### Records for this exercise

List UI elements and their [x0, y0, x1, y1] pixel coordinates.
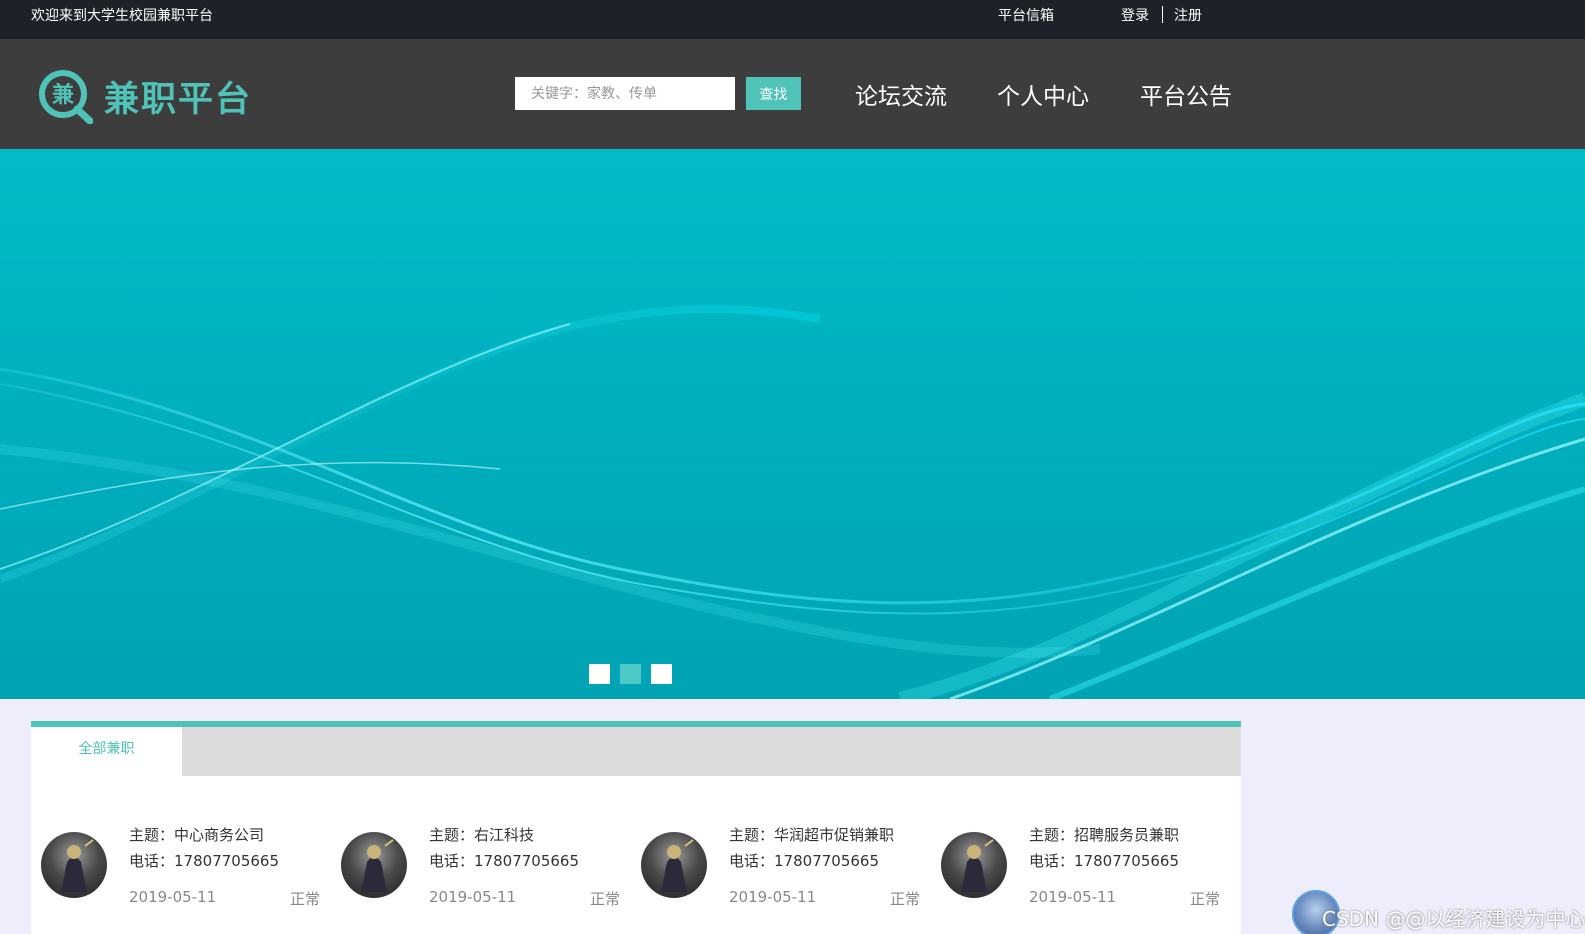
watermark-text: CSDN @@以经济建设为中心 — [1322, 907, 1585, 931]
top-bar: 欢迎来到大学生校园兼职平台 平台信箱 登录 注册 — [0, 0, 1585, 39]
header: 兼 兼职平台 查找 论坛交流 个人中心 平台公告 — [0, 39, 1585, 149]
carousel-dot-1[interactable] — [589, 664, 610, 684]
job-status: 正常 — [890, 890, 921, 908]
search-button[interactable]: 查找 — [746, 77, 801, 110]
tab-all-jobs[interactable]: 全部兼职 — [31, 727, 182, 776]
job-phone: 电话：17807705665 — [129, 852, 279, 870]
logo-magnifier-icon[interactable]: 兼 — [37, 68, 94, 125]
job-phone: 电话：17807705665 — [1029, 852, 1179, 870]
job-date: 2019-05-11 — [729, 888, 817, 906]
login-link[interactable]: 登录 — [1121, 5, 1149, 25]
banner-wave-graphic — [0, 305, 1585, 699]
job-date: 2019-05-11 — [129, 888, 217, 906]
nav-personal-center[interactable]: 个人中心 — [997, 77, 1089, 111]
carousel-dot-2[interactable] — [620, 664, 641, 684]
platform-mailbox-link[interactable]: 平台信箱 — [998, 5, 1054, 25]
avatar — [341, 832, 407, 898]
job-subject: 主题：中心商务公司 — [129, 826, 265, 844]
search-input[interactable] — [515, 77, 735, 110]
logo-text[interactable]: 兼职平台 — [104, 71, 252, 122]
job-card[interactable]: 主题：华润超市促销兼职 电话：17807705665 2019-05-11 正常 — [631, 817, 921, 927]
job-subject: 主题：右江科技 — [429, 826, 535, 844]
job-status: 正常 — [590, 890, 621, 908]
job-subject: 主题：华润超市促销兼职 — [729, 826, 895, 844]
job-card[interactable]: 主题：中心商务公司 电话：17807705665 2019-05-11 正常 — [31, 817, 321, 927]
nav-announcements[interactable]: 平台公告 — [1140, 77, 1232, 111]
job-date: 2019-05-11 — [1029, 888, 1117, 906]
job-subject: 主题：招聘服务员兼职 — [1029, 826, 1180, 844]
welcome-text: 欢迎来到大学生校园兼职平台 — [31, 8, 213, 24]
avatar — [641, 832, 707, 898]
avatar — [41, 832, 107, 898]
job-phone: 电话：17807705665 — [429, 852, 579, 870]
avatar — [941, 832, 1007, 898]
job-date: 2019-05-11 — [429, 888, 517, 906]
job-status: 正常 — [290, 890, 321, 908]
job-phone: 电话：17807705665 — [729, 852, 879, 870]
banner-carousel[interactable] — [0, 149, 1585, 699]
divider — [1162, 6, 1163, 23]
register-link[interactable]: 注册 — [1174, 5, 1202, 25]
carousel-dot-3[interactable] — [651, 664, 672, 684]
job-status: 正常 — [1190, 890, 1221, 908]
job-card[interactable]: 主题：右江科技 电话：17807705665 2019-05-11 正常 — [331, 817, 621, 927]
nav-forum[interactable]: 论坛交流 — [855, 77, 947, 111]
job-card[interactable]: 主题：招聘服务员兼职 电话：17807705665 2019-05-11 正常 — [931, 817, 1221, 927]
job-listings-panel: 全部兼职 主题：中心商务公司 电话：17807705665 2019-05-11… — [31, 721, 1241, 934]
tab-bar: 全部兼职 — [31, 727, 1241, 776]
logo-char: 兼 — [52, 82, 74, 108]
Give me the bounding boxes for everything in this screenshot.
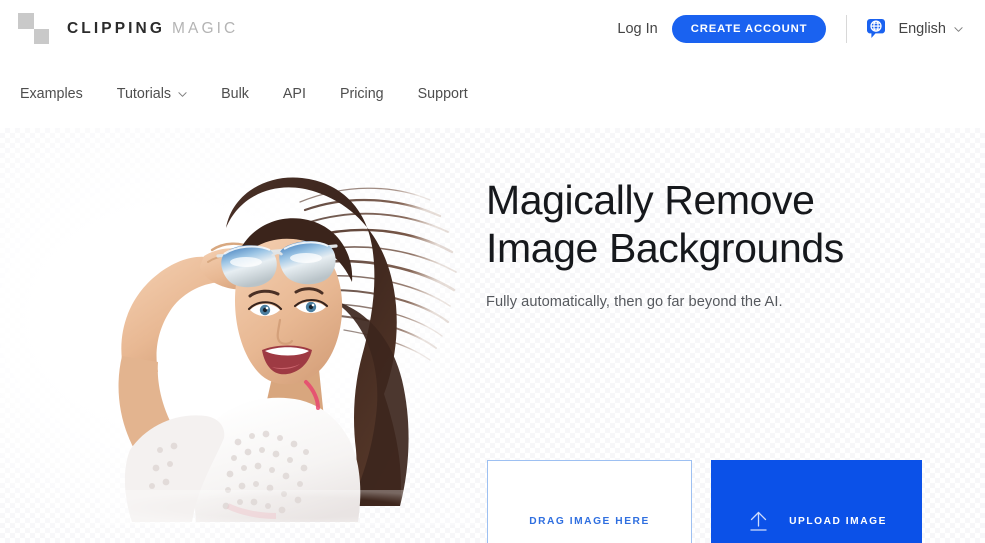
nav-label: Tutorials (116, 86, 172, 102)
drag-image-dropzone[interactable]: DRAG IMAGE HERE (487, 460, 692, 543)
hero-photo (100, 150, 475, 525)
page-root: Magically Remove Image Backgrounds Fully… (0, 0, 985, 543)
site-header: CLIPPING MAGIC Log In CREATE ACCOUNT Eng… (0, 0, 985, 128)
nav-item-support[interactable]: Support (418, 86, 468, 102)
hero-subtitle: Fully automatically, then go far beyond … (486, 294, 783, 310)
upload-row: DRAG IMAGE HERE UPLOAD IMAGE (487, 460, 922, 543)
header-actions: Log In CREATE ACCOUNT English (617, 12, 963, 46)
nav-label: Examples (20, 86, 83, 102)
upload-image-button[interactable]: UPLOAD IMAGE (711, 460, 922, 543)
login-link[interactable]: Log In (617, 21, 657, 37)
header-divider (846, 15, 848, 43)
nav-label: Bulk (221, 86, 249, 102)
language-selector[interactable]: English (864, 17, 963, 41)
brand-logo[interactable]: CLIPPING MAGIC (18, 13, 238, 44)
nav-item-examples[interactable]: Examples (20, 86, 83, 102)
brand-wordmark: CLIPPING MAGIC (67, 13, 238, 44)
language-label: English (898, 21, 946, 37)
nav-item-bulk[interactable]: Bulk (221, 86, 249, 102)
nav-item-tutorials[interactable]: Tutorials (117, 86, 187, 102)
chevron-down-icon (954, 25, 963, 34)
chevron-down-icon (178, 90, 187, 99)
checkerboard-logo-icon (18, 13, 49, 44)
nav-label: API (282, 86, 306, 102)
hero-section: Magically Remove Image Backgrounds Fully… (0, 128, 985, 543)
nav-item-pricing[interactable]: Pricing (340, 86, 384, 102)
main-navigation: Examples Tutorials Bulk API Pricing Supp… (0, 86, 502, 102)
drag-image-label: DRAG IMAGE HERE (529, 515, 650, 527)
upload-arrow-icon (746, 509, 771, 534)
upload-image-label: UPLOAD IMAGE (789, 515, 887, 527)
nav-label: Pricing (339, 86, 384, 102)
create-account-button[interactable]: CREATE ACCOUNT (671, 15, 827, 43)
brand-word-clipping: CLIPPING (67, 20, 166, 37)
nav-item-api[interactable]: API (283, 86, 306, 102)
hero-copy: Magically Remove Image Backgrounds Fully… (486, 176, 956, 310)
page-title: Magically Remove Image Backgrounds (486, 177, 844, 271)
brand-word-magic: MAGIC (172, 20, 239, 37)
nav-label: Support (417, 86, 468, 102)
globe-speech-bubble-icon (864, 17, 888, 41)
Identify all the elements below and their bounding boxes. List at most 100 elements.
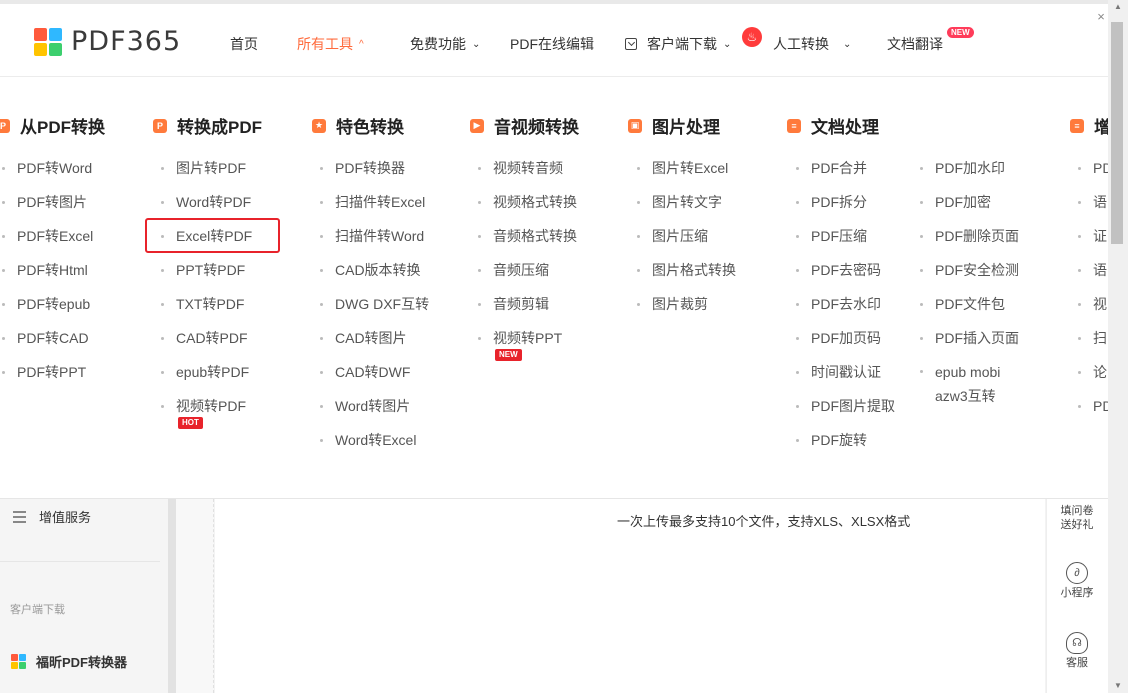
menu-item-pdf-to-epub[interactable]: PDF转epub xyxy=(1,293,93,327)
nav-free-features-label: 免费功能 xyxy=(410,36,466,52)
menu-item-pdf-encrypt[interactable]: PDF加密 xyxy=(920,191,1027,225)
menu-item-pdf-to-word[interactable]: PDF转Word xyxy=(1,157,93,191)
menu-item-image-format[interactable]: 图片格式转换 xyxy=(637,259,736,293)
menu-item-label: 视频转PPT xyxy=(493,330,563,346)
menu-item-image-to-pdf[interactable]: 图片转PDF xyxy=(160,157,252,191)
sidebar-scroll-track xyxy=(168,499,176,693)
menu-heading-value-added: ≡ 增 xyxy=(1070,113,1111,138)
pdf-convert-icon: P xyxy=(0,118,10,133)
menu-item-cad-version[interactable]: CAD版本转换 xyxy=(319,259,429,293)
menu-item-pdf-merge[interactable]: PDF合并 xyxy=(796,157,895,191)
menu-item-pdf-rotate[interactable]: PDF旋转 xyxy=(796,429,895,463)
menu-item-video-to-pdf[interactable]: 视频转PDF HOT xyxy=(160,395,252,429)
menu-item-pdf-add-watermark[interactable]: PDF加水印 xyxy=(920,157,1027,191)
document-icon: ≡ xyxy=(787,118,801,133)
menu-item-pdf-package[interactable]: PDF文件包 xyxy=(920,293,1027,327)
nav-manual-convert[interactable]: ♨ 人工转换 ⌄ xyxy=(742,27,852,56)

######

• [Objective]:
Return every line of the material above word for word, leaving out the pictures.

• [Correct result]:
List UI elements and their [x0, y0, x1, y1] pixel coordinates.
watermark-text: CSDN @@以经济建设为中心 — [1322, 907, 1585, 931]
top-bar: 欢迎来到大学生校园兼职平台 平台信箱 登录 注册 — [0, 0, 1585, 39]
header: 兼 兼职平台 查找 论坛交流 个人中心 平台公告 — [0, 39, 1585, 149]
carousel-dot-1[interactable] — [589, 664, 610, 684]
job-status: 正常 — [890, 890, 921, 908]
search-button[interactable]: 查找 — [746, 77, 801, 110]
tab-all-jobs[interactable]: 全部兼职 — [31, 727, 182, 776]
job-phone: 电话：17807705665 — [129, 852, 279, 870]
logo-magnifier-icon[interactable]: 兼 — [37, 68, 94, 125]
job-phone: 电话：17807705665 — [1029, 852, 1179, 870]
job-date: 2019-05-11 — [729, 888, 817, 906]
login-link[interactable]: 登录 — [1121, 5, 1149, 25]
banner-wave-graphic — [0, 305, 1585, 699]
job-date: 2019-05-11 — [129, 888, 217, 906]
nav-personal-center[interactable]: 个人中心 — [997, 77, 1089, 111]
carousel-dot-2[interactable] — [620, 664, 641, 684]
platform-mailbox-link[interactable]: 平台信箱 — [998, 5, 1054, 25]
avatar — [341, 832, 407, 898]
job-subject: 主题：中心商务公司 — [129, 826, 265, 844]
search-input[interactable] — [515, 77, 735, 110]
logo-text[interactable]: 兼职平台 — [104, 71, 252, 122]
job-card[interactable]: 主题：华润超市促销兼职 电话：17807705665 2019-05-11 正常 — [631, 817, 921, 927]
job-subject: 主题：右江科技 — [429, 826, 535, 844]
job-status: 正常 — [590, 890, 621, 908]
job-subject: 主题：华润超市促销兼职 — [729, 826, 895, 844]
job-card[interactable]: 主题：中心商务公司 电话：17807705665 2019-05-11 正常 — [31, 817, 321, 927]
nav-announcements[interactable]: 平台公告 — [1140, 77, 1232, 111]
job-date: 2019-05-11 — [1029, 888, 1117, 906]
job-subject: 主题：招聘服务员兼职 — [1029, 826, 1180, 844]
welcome-text: 欢迎来到大学生校园兼职平台 — [31, 8, 213, 24]
avatar — [641, 832, 707, 898]
avatar — [41, 832, 107, 898]
job-phone: 电话：17807705665 — [429, 852, 579, 870]
avatar — [941, 832, 1007, 898]
job-date: 2019-05-11 — [429, 888, 517, 906]
job-status: 正常 — [290, 890, 321, 908]
job-phone: 电话：17807705665 — [729, 852, 879, 870]
banner-carousel[interactable] — [0, 149, 1585, 699]
divider — [1162, 6, 1163, 23]
register-link[interactable]: 注册 — [1174, 5, 1202, 25]
carousel-dot-3[interactable] — [651, 664, 672, 684]
job-status: 正常 — [1190, 890, 1221, 908]
job-card[interactable]: 主题：右江科技 电话：17807705665 2019-05-11 正常 — [331, 817, 621, 927]
nav-forum[interactable]: 论坛交流 — [855, 77, 947, 111]
job-card[interactable]: 主题：招聘服务员兼职 电话：17807705665 2019-05-11 正常 — [931, 817, 1221, 927]
job-listings-panel: 全部兼职 主题：中心商务公司 电话：17807705665 2019-05-11… — [31, 721, 1241, 934]
tab-bar: 全部兼职 — [31, 727, 1241, 776]
logo-char: 兼 — [52, 82, 74, 108]
Give me the bounding boxes for everything in this screenshot.
nav-label: Tutorials (116, 86, 172, 102)
drag-image-dropzone[interactable]: DRAG IMAGE HERE (487, 460, 692, 543)
hero-photo (100, 150, 475, 525)
page-root: Magically Remove Image Backgrounds Fully… (0, 0, 985, 543)
site-header: CLIPPING MAGIC Log In CREATE ACCOUNT Eng… (0, 0, 985, 128)
nav-item-support[interactable]: Support (418, 86, 468, 102)
hero-subtitle: Fully automatically, then go far beyond … (486, 294, 783, 310)
upload-row: DRAG IMAGE HERE UPLOAD IMAGE (487, 460, 922, 543)
header-actions: Log In CREATE ACCOUNT English (617, 12, 963, 46)
nav-label: Examples (20, 86, 83, 102)
upload-image-button[interactable]: UPLOAD IMAGE (711, 460, 922, 543)
login-link[interactable]: Log In (617, 21, 657, 37)
header-divider (846, 15, 848, 43)
nav-label: Bulk (221, 86, 249, 102)
language-selector[interactable]: English (864, 17, 963, 41)
brand-logo[interactable]: CLIPPING MAGIC (18, 13, 238, 44)
nav-item-examples[interactable]: Examples (20, 86, 83, 102)
brand-wordmark: CLIPPING MAGIC (67, 13, 238, 44)
language-label: English (898, 21, 946, 37)
nav-item-bulk[interactable]: Bulk (221, 86, 249, 102)
nav-item-tutorials[interactable]: Tutorials (117, 86, 187, 102)
chevron-down-icon (954, 25, 963, 34)
chevron-down-icon (178, 90, 187, 99)
checkerboard-logo-icon (18, 13, 49, 44)
nav-label: API (282, 86, 306, 102)
hero-section: Magically Remove Image Backgrounds Fully… (0, 128, 985, 543)
nav-item-pricing[interactable]: Pricing (340, 86, 384, 102)
main-navigation: Examples Tutorials Bulk API Pricing Supp… (0, 86, 502, 102)
drag-image-label: DRAG IMAGE HERE (529, 515, 650, 527)
upload-arrow-icon (746, 509, 771, 534)
upload-image-label: UPLOAD IMAGE (789, 515, 887, 527)
nav-label: Pricing (339, 86, 384, 102)
create-account-button[interactable]: CREATE ACCOUNT (671, 15, 827, 43)
brand-word-clipping: CLIPPING (67, 20, 166, 37)
nav-item-api[interactable]: API (283, 86, 306, 102)
hero-copy: Magically Remove Image Backgrounds Fully… (486, 176, 956, 310)
page-title: Magically Remove Image Backgrounds (486, 177, 844, 271)
brand-word-magic: MAGIC (172, 20, 239, 37)
nav-label: Support (417, 86, 468, 102)
globe-speech-bubble-icon (864, 17, 888, 41)
Identify all the elements below and their bounding boxes. List at most 100 elements.
menu-item-pdf-to-epub[interactable]: PDF转epub xyxy=(1,293,93,327)
nav-free-features-label: 免费功能 xyxy=(410,36,466,52)
menu-item-pdf-encrypt[interactable]: PDF加密 xyxy=(920,191,1027,225)
menu-item-pdf-to-word[interactable]: PDF转Word xyxy=(1,157,93,191)
menu-item-image-format[interactable]: 图片格式转换 xyxy=(637,259,736,293)
menu-item-label: 视频转PPT xyxy=(493,330,563,346)
menu-item-image-to-pdf[interactable]: 图片转PDF xyxy=(160,157,252,191)
sidebar-scroll-track xyxy=(168,499,176,693)
menu-heading-value-added: ≡ 增 xyxy=(1070,113,1111,138)
pdf-convert-icon: P xyxy=(0,118,10,133)
menu-item-cad-version[interactable]: CAD版本转换 xyxy=(319,259,429,293)
menu-item-pdf-merge[interactable]: PDF合并 xyxy=(796,157,895,191)
menu-item-pdf-rotate[interactable]: PDF旋转 xyxy=(796,429,895,463)
menu-item-video-to-pdf[interactable]: 视频转PDF HOT xyxy=(160,395,252,429)
menu-item-pdf-add-watermark[interactable]: PDF加水印 xyxy=(920,157,1027,191)
document-icon: ≡ xyxy=(787,118,801,133)
menu-item-pdf-package[interactable]: PDF文件包 xyxy=(920,293,1027,327)
nav-manual-convert[interactable]: ♨ 人工转换 ⌄ xyxy=(742,27,852,56)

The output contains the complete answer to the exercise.